[Job]: Print out the material that follows word for word.

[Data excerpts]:
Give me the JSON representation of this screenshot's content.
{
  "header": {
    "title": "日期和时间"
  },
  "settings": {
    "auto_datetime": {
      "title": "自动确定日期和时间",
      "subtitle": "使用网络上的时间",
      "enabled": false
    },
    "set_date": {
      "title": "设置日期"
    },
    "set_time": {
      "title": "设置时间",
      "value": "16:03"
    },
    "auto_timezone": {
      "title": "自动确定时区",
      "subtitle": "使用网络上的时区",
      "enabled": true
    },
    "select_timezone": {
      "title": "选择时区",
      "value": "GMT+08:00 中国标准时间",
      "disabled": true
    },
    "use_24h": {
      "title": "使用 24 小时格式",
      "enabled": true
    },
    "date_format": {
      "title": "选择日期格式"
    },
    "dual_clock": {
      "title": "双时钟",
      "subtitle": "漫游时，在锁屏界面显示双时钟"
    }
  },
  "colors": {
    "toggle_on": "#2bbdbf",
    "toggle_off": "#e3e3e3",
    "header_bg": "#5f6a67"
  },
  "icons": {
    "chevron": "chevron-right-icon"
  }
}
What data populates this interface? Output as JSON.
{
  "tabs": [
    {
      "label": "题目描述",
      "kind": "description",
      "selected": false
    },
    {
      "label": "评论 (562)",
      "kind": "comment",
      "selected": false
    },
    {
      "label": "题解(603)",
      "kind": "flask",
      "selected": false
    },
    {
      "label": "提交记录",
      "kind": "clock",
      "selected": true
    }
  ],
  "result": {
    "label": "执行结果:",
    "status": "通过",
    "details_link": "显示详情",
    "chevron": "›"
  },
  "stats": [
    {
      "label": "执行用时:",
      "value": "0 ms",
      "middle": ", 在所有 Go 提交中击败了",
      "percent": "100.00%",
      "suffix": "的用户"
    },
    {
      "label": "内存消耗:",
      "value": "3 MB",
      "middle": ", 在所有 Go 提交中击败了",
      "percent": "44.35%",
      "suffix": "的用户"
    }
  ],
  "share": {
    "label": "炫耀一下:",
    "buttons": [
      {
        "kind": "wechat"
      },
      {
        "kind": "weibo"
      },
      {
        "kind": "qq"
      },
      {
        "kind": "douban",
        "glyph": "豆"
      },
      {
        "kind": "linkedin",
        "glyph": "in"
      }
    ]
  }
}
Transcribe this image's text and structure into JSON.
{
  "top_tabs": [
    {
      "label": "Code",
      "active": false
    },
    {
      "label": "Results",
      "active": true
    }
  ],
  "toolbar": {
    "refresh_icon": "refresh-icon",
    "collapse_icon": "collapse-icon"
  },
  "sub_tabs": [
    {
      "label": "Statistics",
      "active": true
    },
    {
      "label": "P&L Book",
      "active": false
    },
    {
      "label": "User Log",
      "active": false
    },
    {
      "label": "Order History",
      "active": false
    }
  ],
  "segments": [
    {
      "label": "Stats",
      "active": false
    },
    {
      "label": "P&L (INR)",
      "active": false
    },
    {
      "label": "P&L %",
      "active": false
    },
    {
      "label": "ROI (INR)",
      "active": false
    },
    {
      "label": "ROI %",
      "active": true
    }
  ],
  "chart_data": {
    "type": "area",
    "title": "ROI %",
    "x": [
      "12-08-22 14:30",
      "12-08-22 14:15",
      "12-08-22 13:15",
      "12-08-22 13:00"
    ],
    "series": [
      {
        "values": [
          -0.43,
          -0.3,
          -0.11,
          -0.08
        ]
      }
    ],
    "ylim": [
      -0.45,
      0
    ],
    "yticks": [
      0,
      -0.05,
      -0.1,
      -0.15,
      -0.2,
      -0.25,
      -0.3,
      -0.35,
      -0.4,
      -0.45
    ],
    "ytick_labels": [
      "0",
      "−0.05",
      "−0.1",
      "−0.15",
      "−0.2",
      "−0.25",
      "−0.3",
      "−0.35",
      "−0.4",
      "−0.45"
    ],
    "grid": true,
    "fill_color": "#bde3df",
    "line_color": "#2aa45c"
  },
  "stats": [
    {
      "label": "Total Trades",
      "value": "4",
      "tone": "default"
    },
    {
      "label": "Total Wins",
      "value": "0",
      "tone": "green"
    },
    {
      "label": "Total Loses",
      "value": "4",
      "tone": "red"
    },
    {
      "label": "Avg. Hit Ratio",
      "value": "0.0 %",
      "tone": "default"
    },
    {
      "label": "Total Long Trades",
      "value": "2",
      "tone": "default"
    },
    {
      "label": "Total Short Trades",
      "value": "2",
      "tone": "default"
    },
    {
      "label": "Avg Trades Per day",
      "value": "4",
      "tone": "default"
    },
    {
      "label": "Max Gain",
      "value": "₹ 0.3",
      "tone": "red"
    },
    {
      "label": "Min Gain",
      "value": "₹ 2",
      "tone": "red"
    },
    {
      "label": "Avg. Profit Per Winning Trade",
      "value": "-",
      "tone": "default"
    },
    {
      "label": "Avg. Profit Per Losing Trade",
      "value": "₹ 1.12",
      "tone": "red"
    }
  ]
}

[Output of the exercise]:
Give me the JSON representation of this screenshot's content.
{
  "header": {
    "title": "日期和时间"
  },
  "settings": {
    "auto_datetime": {
      "title": "自动确定日期和时间",
      "subtitle": "使用网络上的时间",
      "enabled": false
    },
    "set_date": {
      "title": "设置日期"
    },
    "set_time": {
      "title": "设置时间",
      "value": "16:03"
    },
    "auto_timezone": {
      "title": "自动确定时区",
      "subtitle": "使用网络上的时区",
      "enabled": true
    },
    "select_timezone": {
      "title": "选择时区",
      "value": "GMT+08:00 中国标准时间",
      "disabled": true
    },
    "use_24h": {
      "title": "使用 24 小时格式",
      "enabled": true
    },
    "date_format": {
      "title": "选择日期格式"
    },
    "dual_clock": {
      "title": "双时钟",
      "subtitle": "漫游时，在锁屏界面显示双时钟"
    }
  },
  "colors": {
    "toggle_on": "#2bbdbf",
    "toggle_off": "#e3e3e3",
    "header_bg": "#5f6a67"
  },
  "icons": {
    "chevron": "chevron-right-icon"
  }
}
What data populates this interface? Output as JSON.
{
  "tabs": [
    {
      "label": "题目描述",
      "kind": "description",
      "selected": false
    },
    {
      "label": "评论 (562)",
      "kind": "comment",
      "selected": false
    },
    {
      "label": "题解(603)",
      "kind": "flask",
      "selected": false
    },
    {
      "label": "提交记录",
      "kind": "clock",
      "selected": true
    }
  ],
  "result": {
    "label": "执行结果:",
    "status": "通过",
    "details_link": "显示详情",
    "chevron": "›"
  },
  "stats": [
    {
      "label": "执行用时:",
      "value": "0 ms",
      "middle": ", 在所有 Go 提交中击败了",
      "percent": "100.00%",
      "suffix": "的用户"
    },
    {
      "label": "内存消耗:",
      "value": "3 MB",
      "middle": ", 在所有 Go 提交中击败了",
      "percent": "44.35%",
      "suffix": "的用户"
    }
  ],
  "share": {
    "label": "炫耀一下:",
    "buttons": [
      {
        "kind": "wechat"
      },
      {
        "kind": "weibo"
      },
      {
        "kind": "qq"
      },
      {
        "kind": "douban",
        "glyph": "豆"
      },
      {
        "kind": "linkedin",
        "glyph": "in"
      }
    ]
  }
}
Transcribe this image's text and structure into JSON.
{
  "top_tabs": [
    {
      "label": "Code",
      "active": false
    },
    {
      "label": "Results",
      "active": true
    }
  ],
  "toolbar": {
    "refresh_icon": "refresh-icon",
    "collapse_icon": "collapse-icon"
  },
  "sub_tabs": [
    {
      "label": "Statistics",
      "active": true
    },
    {
      "label": "P&L Book",
      "active": false
    },
    {
      "label": "User Log",
      "active": false
    },
    {
      "label": "Order History",
      "active": false
    }
  ],
  "segments": [
    {
      "label": "Stats",
      "active": false
    },
    {
      "label": "P&L (INR)",
      "active": false
    },
    {
      "label": "P&L %",
      "active": false
    },
    {
      "label": "ROI (INR)",
      "active": false
    },
    {
      "label": "ROI %",
      "active": true
    }
  ],
  "chart_data": {
    "type": "area",
    "title": "ROI %",
    "x": [
      "12-08-22 14:30",
      "12-08-22 14:15",
      "12-08-22 13:15",
      "12-08-22 13:00"
    ],
    "series": [
      {
        "values": [
          -0.43,
          -0.3,
          -0.11,
          -0.08
        ]
      }
    ],
    "ylim": [
      -0.45,
      0
    ],
    "yticks": [
      0,
      -0.05,
      -0.1,
      -0.15,
      -0.2,
      -0.25,
      -0.3,
      -0.35,
      -0.4,
      -0.45
    ],
    "ytick_labels": [
      "0",
      "−0.05",
      "−0.1",
      "−0.15",
      "−0.2",
      "−0.25",
      "−0.3",
      "−0.35",
      "−0.4",
      "−0.45"
    ],
    "grid": true,
    "fill_color": "#bde3df",
    "line_color": "#2aa45c"
  },
  "stats": [
    {
      "label": "Total Trades",
      "value": "4",
      "tone": "default"
    },
    {
      "label": "Total Wins",
      "value": "0",
      "tone": "green"
    },
    {
      "label": "Total Loses",
      "value": "4",
      "tone": "red"
    },
    {
      "label": "Avg. Hit Ratio",
      "value": "0.0 %",
      "tone": "default"
    },
    {
      "label": "Total Long Trades",
      "value": "2",
      "tone": "default"
    },
    {
      "label": "Total Short Trades",
      "value": "2",
      "tone": "default"
    },
    {
      "label": "Avg Trades Per day",
      "value": "4",
      "tone": "default"
    },
    {
      "label": "Max Gain",
      "value": "₹ 0.3",
      "tone": "red"
    },
    {
      "label": "Min Gain",
      "value": "₹ 2",
      "tone": "red"
    },
    {
      "label": "Avg. Profit Per Winning Trade",
      "value": "-",
      "tone": "default"
    },
    {
      "label": "Avg. Profit Per Losing Trade",
      "value": "₹ 1.12",
      "tone": "red"
    }
  ]
}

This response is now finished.